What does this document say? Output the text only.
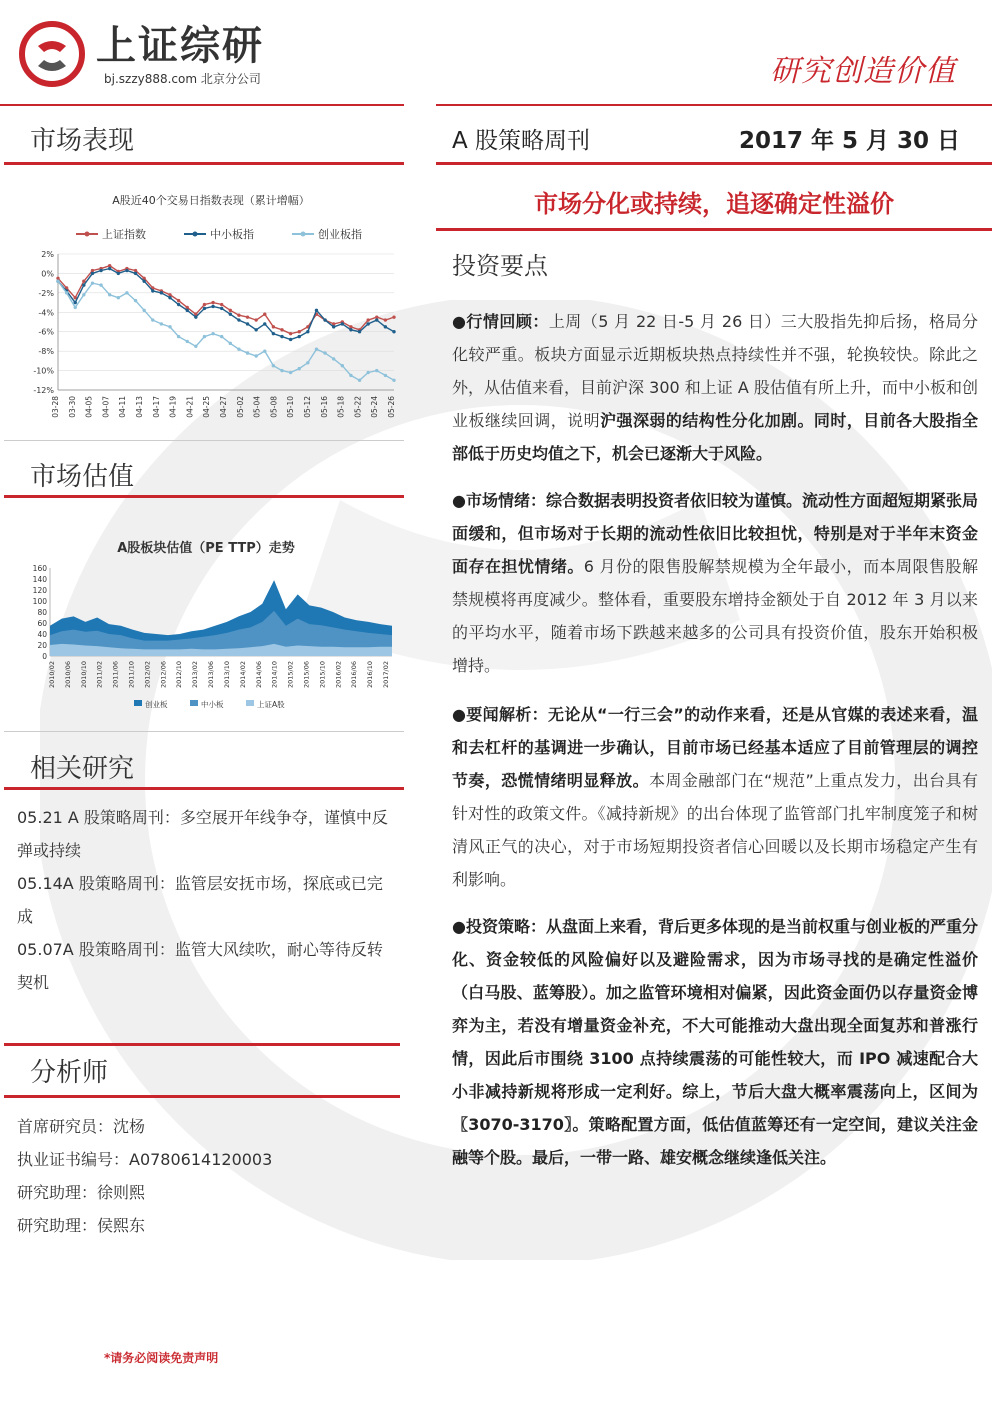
上证综研
bj.szzy888.com 北京分公司	研究创造价值
市场表现
A股近40个交易日指数表现（累计增幅）
上证指数	中小板指	创业板指
2%
0%
-2%
-4%
-6%
-8%
-10%
-12%
03-28 03-30 04-05 04-07 04-11 04-13 04-17 04-19 04-21 04-25 04-27 05-02 05-04 05-08 05-10 05-12 05-16 05-18 05-22 05-24 05-26
市场估值
A股板块估值（PE TTP）走势
160
140
120
100
80
60
40
20
0
2010/02 2010/06 2010/10 2011/02 2011/06 2011/10 2012/02 2012/06 2012/10 2013/02 2013/06 2013/10 2014/02 2014/06 2014/10 2015/02 2015/06 2015/10 2016/02 2016/06 2016/10 2017/02
创业板	中小板	上证A股
相关研究
05.21 A 股策略周刊：多空展开年线争夺，谨慎中反弹或持续
05.14A 股策略周刊：监管层安抚市场，探底或已完成
05.07A 股策略周刊：监管大风续吹，耐心等待反转契机
分析师
首席研究员：沈杨
执业证书编号：A0780614120003
研究助理：徐则熙
研究助理：侯熙东
A 股策略周刊	2017 年 5 月 30 日
市场分化或持续，追逐确定性溢价
投资要点
●行情回顾：上周（5 月 22 日-5 月 26 日）三大股指先抑后扬，格局分化较严重。板块方面显示近期板块热点持续性并不强，轮换较快。除此之外，从估值来看，目前沪深 300 和上证 A 股估值有所上升，而中小板和创业板继续回调，说明沪强深弱的结构性分化加剧。同时，目前各大股指全部低于历史均值之下，机会已逐渐大于风险。
●市场情绪：综合数据表明投资者依旧较为谨慎。流动性方面超短期紧张局面缓和，但市场对于长期的流动性依旧比较担忧，特别是对于半年末资金面存在担忧情绪。6 月份的限售股解禁规模为全年最小，而本周限售股解禁规模将再度减少。整体看，重要股东增持金额处于自 2012 年 3 月以来的平均水平，随着市场下跌越来越多的公司具有投资价值，股东开始积极增持。
●要闻解析：无论从“一行三会”的动作来看，还是从官媒的表述来看，温和去杠杆的基调进一步确认，目前市场已经基本适应了目前管理层的调控节奏，恐慌情绪明显释放。本周金融部门在“规范”上重点发力，出台具有针对性的政策文件。《减持新规》的出台体现了监管部门扎牢制度笼子和树清风正气的决心，对于市场短期投资者信心回暖以及长期市场稳定产生有利影响。
●投资策略：从盘面上来看，背后更多体现的是当前权重与创业板的严重分化、资金较低的风险偏好以及避险需求，因为市场寻找的是确定性溢价（白马股、蓝筹股）。加之监管环境相对偏紧，因此资金面仍以存量资金博弈为主，若没有增量资金补充，不大可能推动大盘出现全面复苏和普涨行情，因此后市围绕 3100 点持续震荡的可能性较大，而 IPO 减速配合大小非减持新规将形成一定利好。综上，节后大盘大概率震荡向上，区间为〖3070-3170〗。策略配置方面，低估值蓝筹还有一定空间，建议关注金融等个股。最后，一带一路、雄安概念继续逢低关注。
*请务必阅读免责声明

■ **Exercise objective**: Return all of the data exactly as written, and drop the pictures.

■ **Output of the exercise**:
What does this document say? Output the text only.
上证综研
bj.szzy888.com 北京分公司	研究创造价值
市场表现
A股近40个交易日指数表现（累计增幅）
上证指数	中小板指	创业板指
2%
0%
-2%
-4%
-6%
-8%
-10%
-12%
03-28 03-30 04-05 04-07 04-11 04-13 04-17 04-19 04-21 04-25 04-27 05-02 05-04 05-08 05-10 05-12 05-16 05-18 05-22 05-24 05-26
市场估值
A股板块估值（PE TTP）走势
160
140
120
100
80
60
40
20
0
2010/02 2010/06 2010/10 2011/02 2011/06 2011/10 2012/02 2012/06 2012/10 2013/02 2013/06 2013/10 2014/02 2014/06 2014/10 2015/02 2015/06 2015/10 2016/02 2016/06 2016/10 2017/02
创业板	中小板	上证A股
相关研究
05.21 A 股策略周刊：多空展开年线争夺，谨慎中反弹或持续
05.14A 股策略周刊：监管层安抚市场，探底或已完成
05.07A 股策略周刊：监管大风续吹，耐心等待反转契机
分析师
首席研究员：沈杨
执业证书编号：A0780614120003
研究助理：徐则熙
研究助理：侯熙东
A 股策略周刊	2017 年 5 月 30 日
市场分化或持续，追逐确定性溢价
投资要点
●行情回顾：上周（5 月 22 日-5 月 26 日）三大股指先抑后扬，格局分化较严重。板块方面显示近期板块热点持续性并不强，轮换较快。除此之外，从估值来看，目前沪深 300 和上证 A 股估值有所上升，而中小板和创业板继续回调，说明沪强深弱的结构性分化加剧。同时，目前各大股指全部低于历史均值之下，机会已逐渐大于风险。
●市场情绪：综合数据表明投资者依旧较为谨慎。流动性方面超短期紧张局面缓和，但市场对于长期的流动性依旧比较担忧，特别是对于半年末资金面存在担忧情绪。6 月份的限售股解禁规模为全年最小，而本周限售股解禁规模将再度减少。整体看，重要股东增持金额处于自 2012 年 3 月以来的平均水平，随着市场下跌越来越多的公司具有投资价值，股东开始积极增持。
●要闻解析：无论从“一行三会”的动作来看，还是从官媒的表述来看，温和去杠杆的基调进一步确认，目前市场已经基本适应了目前管理层的调控节奏，恐慌情绪明显释放。本周金融部门在“规范”上重点发力，出台具有针对性的政策文件。《减持新规》的出台体现了监管部门扎牢制度笼子和树清风正气的决心，对于市场短期投资者信心回暖以及长期市场稳定产生有利影响。
●投资策略：从盘面上来看，背后更多体现的是当前权重与创业板的严重分化、资金较低的风险偏好以及避险需求，因为市场寻找的是确定性溢价（白马股、蓝筹股）。加之监管环境相对偏紧，因此资金面仍以存量资金博弈为主，若没有增量资金补充，不大可能推动大盘出现全面复苏和普涨行情，因此后市围绕 3100 点持续震荡的可能性较大，而 IPO 减速配合大小非减持新规将形成一定利好。综上，节后大盘大概率震荡向上，区间为〖3070-3170〗。策略配置方面，低估值蓝筹还有一定空间，建议关注金融等个股。最后，一带一路、雄安概念继续逢低关注。
*请务必阅读免责声明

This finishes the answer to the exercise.